Written request: Go through the lines below. Copy those with "manera".

** Start **

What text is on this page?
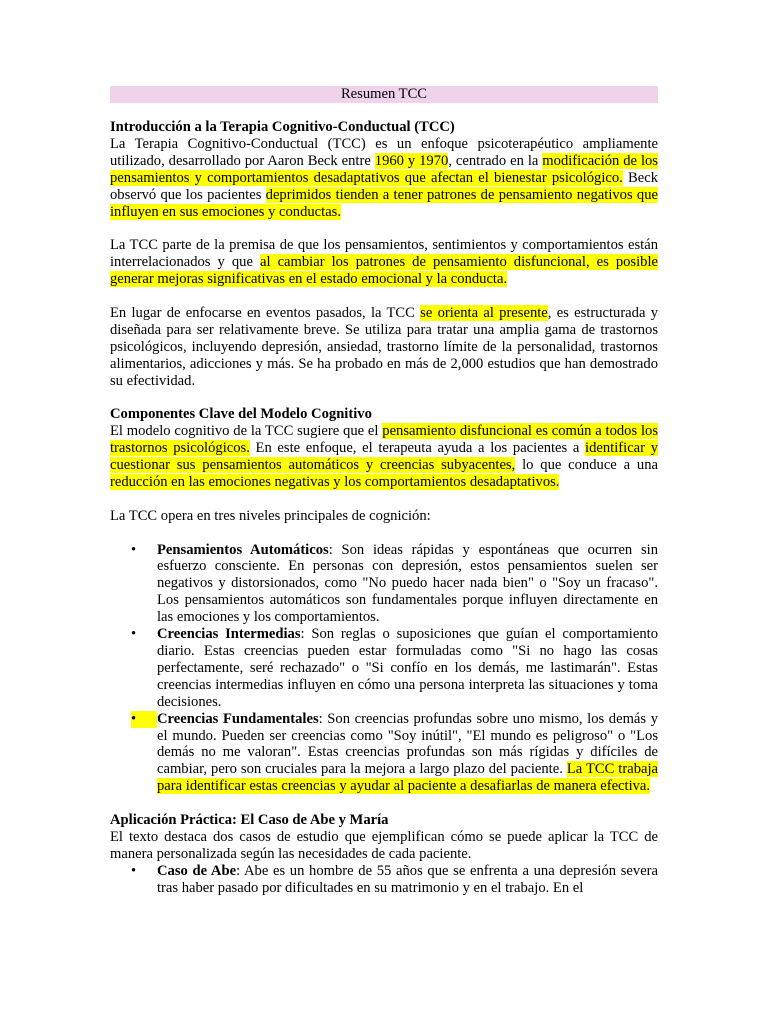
Resumen TCC
Introducción a la Terapia Cognitivo-Conductual (TCC)

La Terapia Cognitivo-Conductual (TCC) es un enfoque psicoterapéutico ampliamente utilizado, desarrollado por Aaron Beck entre 1960 y 1970, centrado en la modificación de los pensamientos y comportamientos desadaptativos que afectan el bienestar psicológico. Beck observó que los pacientes deprimidos tienden a tener patrones de pensamiento negativos que influyen en sus emociones y conductas.

La TCC parte de la premisa de que los pensamientos, sentimientos y comportamientos están interrelacionados y que al cambiar los patrones de pensamiento disfuncional, es posible generar mejoras significativas en el estado emocional y la conducta.

En lugar de enfocarse en eventos pasados, la TCC se orienta al presente, es estructurada y diseñada para ser relativamente breve. Se utiliza para tratar una amplia gama de trastornos psicológicos, incluyendo depresión, ansiedad, trastorno límite de la personalidad, trastornos alimentarios, adicciones y más. Se ha probado en más de 2,000 estudios que han demostrado su efectividad.

Componentes Clave del Modelo Cognitivo

El modelo cognitivo de la TCC sugiere que el pensamiento disfuncional es común a todos los trastornos psicológicos. En este enfoque, el terapeuta ayuda a los pacientes a identificar y cuestionar sus pensamientos automáticos y creencias subyacentes, lo que conduce a una reducción en las emociones negativas y los comportamientos desadaptativos.

La TCC opera en tres niveles principales de cognición:

•	Pensamientos Automáticos: Son ideas rápidas y espontáneas que ocurren sin esfuerzo consciente. En personas con depresión, estos pensamientos suelen ser negativos y distorsionados, como "No puedo hacer nada bien" o "Soy un fracaso". Los pensamientos automáticos son fundamentales porque influyen directamente en las emociones y los comportamientos.
•	Creencias Intermedias: Son reglas o suposiciones que guían el comportamiento diario. Estas creencias pueden estar formuladas como "Si no hago las cosas perfectamente, seré rechazado" o "Si confío en los demás, me lastimarán". Estas creencias intermedias influyen en cómo una persona interpreta las situaciones y toma decisiones.
•	Creencias Fundamentales: Son creencias profundas sobre uno mismo, los demás y el mundo. Pueden ser creencias como "Soy inútil", "El mundo es peligroso" o "Los demás no me valoran". Estas creencias profundas son más rígidas y difíciles de cambiar, pero son cruciales para la mejora a largo plazo del paciente. La TCC trabaja para identificar estas creencias y ayudar al paciente a desafiarlas de manera efectiva.
Aplicación Práctica: El Caso de Abe y María

El texto destaca dos casos de estudio que ejemplifican cómo se puede aplicar la TCC de manera personalizada según las necesidades de cada paciente.

•	Caso de Abe: Abe es un hombre de 55 años que se enfrenta a una depresión severa tras haber pasado por dificultades en su matrimonio y en el trabajo. En el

** End **

Answer to the problem:
•	Creencias Fundamentales: Son creencias profundas sobre uno mismo, los demás y el mundo. Pueden ser creencias como "Soy inútil", "El mundo es peligroso" o "Los demás no me valoran". Estas creencias profundas son más rígidas y difíciles de cambiar, pero son cruciales para la mejora a largo plazo del paciente. La TCC trabaja para identificar estas creencias y ayudar al paciente a desafiarlas de manera efectiva.
El texto destaca dos casos de estudio que ejemplifican cómo se puede aplicar la TCC de manera personalizada según las necesidades de cada paciente.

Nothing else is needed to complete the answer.